** begin Given information **

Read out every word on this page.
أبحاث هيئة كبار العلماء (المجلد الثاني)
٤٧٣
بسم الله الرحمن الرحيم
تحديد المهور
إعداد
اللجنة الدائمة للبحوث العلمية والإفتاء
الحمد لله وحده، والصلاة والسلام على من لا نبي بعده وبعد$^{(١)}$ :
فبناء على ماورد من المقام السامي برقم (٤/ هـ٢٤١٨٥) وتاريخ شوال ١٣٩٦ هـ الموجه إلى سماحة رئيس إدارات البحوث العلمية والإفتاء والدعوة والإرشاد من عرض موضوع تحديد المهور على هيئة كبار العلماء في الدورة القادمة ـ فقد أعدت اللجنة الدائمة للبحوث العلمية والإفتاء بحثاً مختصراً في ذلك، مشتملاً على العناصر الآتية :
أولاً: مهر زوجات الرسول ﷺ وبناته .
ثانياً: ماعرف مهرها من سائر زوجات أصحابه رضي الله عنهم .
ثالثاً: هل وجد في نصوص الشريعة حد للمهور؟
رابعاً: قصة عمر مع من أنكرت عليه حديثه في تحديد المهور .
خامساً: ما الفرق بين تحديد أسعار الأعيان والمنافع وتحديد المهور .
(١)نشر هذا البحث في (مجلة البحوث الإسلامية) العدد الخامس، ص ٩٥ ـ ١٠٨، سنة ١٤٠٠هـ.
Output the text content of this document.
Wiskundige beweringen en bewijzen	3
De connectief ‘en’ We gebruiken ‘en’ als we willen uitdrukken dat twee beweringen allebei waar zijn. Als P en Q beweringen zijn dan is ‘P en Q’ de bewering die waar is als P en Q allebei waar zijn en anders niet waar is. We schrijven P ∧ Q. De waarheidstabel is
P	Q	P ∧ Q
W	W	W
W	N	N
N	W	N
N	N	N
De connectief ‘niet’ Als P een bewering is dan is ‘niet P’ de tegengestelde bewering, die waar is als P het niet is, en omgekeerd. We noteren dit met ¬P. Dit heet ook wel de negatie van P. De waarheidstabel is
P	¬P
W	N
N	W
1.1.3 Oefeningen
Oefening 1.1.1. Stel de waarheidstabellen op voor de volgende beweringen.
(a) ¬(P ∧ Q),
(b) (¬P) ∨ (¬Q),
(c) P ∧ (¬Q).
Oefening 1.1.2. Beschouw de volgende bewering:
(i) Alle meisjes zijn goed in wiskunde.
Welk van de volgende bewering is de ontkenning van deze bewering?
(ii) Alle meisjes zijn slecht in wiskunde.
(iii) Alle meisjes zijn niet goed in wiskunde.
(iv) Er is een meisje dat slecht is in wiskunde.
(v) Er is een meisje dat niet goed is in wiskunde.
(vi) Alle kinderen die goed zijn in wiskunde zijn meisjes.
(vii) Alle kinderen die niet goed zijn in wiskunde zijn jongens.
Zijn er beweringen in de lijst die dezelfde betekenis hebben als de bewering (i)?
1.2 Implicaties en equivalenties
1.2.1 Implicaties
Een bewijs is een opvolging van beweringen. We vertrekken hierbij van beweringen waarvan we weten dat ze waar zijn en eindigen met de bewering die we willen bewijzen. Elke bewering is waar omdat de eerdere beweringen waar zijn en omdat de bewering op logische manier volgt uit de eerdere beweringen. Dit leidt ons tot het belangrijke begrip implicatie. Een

** end Given information **

What is asked
Scan the lines for the string "this". Pick out every line that has it.

Solution
Read out every word on this page.
Output the text content of this document.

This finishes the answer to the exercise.